Start of Given data

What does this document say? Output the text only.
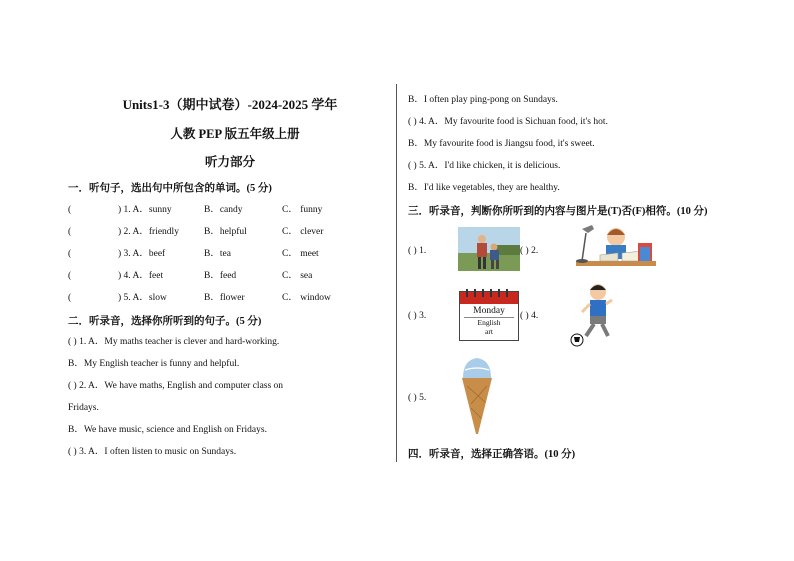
Units1-3（期中试卷）-2024-2025 学年
人教 PEP 版五年级上册
听力部分
一．听句子，选出句中所包含的单词。(5 分)
(	) 1. A．sunny	B．candy	C． funny
(	) 2. A．friendly	B．helpful	C． clever
(	) 3. A．beef	B．tea	C． meet
(	) 4. A．feet	B．feed	C． sea
(	) 5. A．slow	B．flower	C． window
二．听录音，选择你所听到的句子。(5 分)
( ) 1. A．My maths teacher is clever and hard-working.
B．My English teacher is funny and helpful.
( ) 2. A．We have maths, English and computer class on
Fridays.
B．We have music, science and English on Fridays.
( ) 3. A．I often listen to music on Sundays.
B．I often play ping-pong on Sundays.
( ) 4. A．My favourite food is Sichuan food, it's hot.
B．My favourite food is Jiangsu food, it's sweet.
( ) 5. A．I'd like chicken, it is delicious.
B．I'd like vegetables, they are healthy.
三．听录音，判断你所听到的内容与图片是(T)否(F)相符。(10 分)
( ) 1.	( ) 2.
( ) 3.	( ) 4.
( ) 5.
Monday
English
art
四．听录音，选择正确答语。(10 分)
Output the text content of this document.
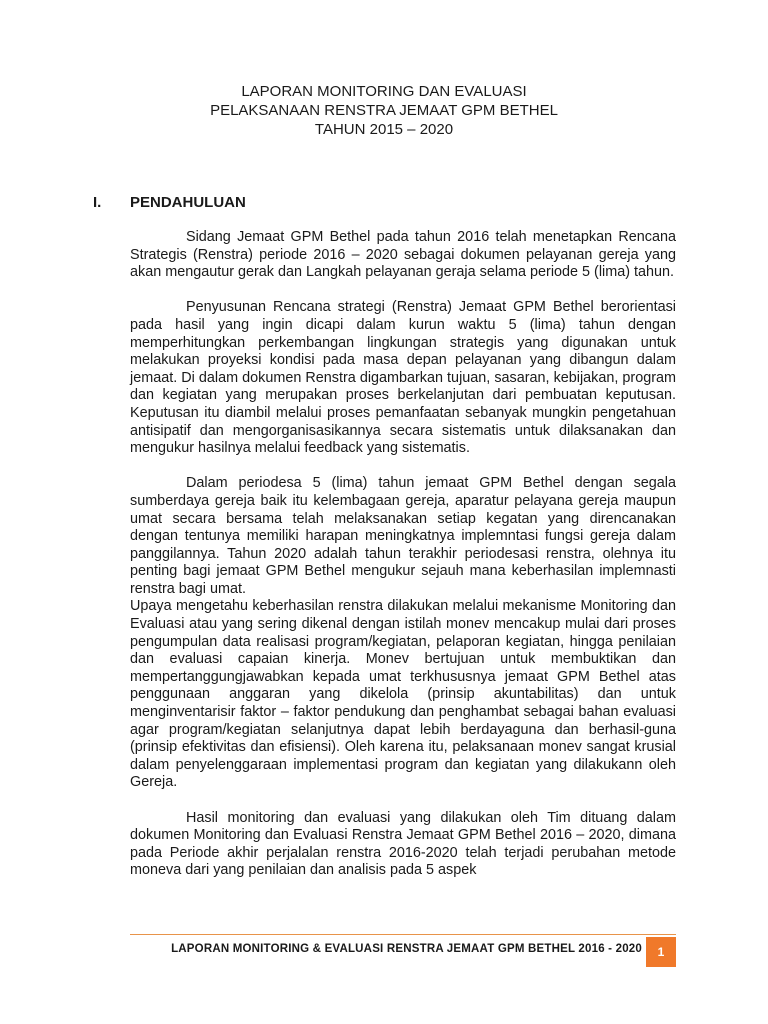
LAPORAN MONITORING DAN EVALUASI
PELAKSANAAN RENSTRA JEMAAT GPM BETHEL
TAHUN 2015 – 2020
I. PENDAHULUAN

Sidang Jemaat GPM Bethel pada tahun 2016 telah menetapkan Rencana Strategis (Renstra) periode 2016 – 2020 sebagai dokumen pelayanan gereja yang akan mengautur gerak dan Langkah pelayanan geraja selama periode 5 (lima) tahun.

Penyusunan Rencana strategi (Renstra) Jemaat GPM Bethel berorientasi pada hasil yang ingin dicapi dalam kurun waktu 5 (lima) tahun dengan memperhitungkan perkembangan lingkungan strategis yang digunakan untuk melakukan proyeksi kondisi pada masa depan pelayanan yang dibangun dalam jemaat. Di dalam dokumen Renstra digambarkan tujuan, sasaran, kebijakan, program dan kegiatan yang merupakan proses berkelanjutan dari pembuatan keputusan. Keputusan itu diambil melalui proses pemanfaatan sebanyak mungkin pengetahuan antisipatif dan mengorganisasikannya secara sistematis untuk dilaksanakan dan mengukur hasilnya melalui feedback yang sistematis.

Dalam periodesa 5 (lima) tahun jemaat GPM Bethel dengan segala sumberdaya gereja baik itu kelembagaan gereja, aparatur pelayana gereja maupun umat secara bersama telah melaksanakan setiap kegatan yang direncanakan dengan tentunya memiliki harapan meningkatnya implemntasi fungsi gereja dalam panggilannya. Tahun 2020 adalah tahun terakhir periodesasi renstra, olehnya itu penting bagi jemaat GPM Bethel mengukur sejauh mana keberhasilan implemnasti renstra bagi umat.

Upaya mengetahu keberhasilan renstra dilakukan melalui mekanisme Monitoring dan Evaluasi atau yang sering dikenal dengan istilah monev mencakup mulai dari proses pengumpulan data realisasi program/kegiatan, pelaporan kegiatan, hingga penilaian dan evaluasi capaian kinerja. Monev bertujuan untuk membuktikan dan mempertanggungjawabkan kepada umat terkhususnya jemaat GPM Bethel atas penggunaan anggaran yang dikelola (prinsip akuntabilitas) dan untuk menginventarisir faktor – faktor pendukung dan penghambat sebagai bahan evaluasi agar program/kegiatan selanjutnya dapat lebih berdayaguna dan berhasil-guna (prinsip efektivitas dan efisiensi). Oleh karena itu, pelaksanaan monev sangat krusial dalam penyelenggaraan implementasi program dan kegiatan yang dilakukann oleh Gereja.

Hasil monitoring dan evaluasi yang dilakukan oleh Tim dituang dalam dokumen Monitoring dan Evaluasi Renstra Jemaat GPM Bethel 2016 – 2020, dimana pada Periode akhir perjalalan renstra 2016-2020 telah terjadi perubahan metode moneva dari yang penilaian dan analisis pada 5 aspek

LAPORAN MONITORING & EVALUASI RENSTRA JEMAAT GPM BETHEL 2016 - 2020	1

End of Given data

**Task objective:**
Show every line where the string "maths" appears.

**Output for this task:**
( ) 1. A．My maths teacher is clever and hard-working.
( ) 2. A．We have maths, English and computer class on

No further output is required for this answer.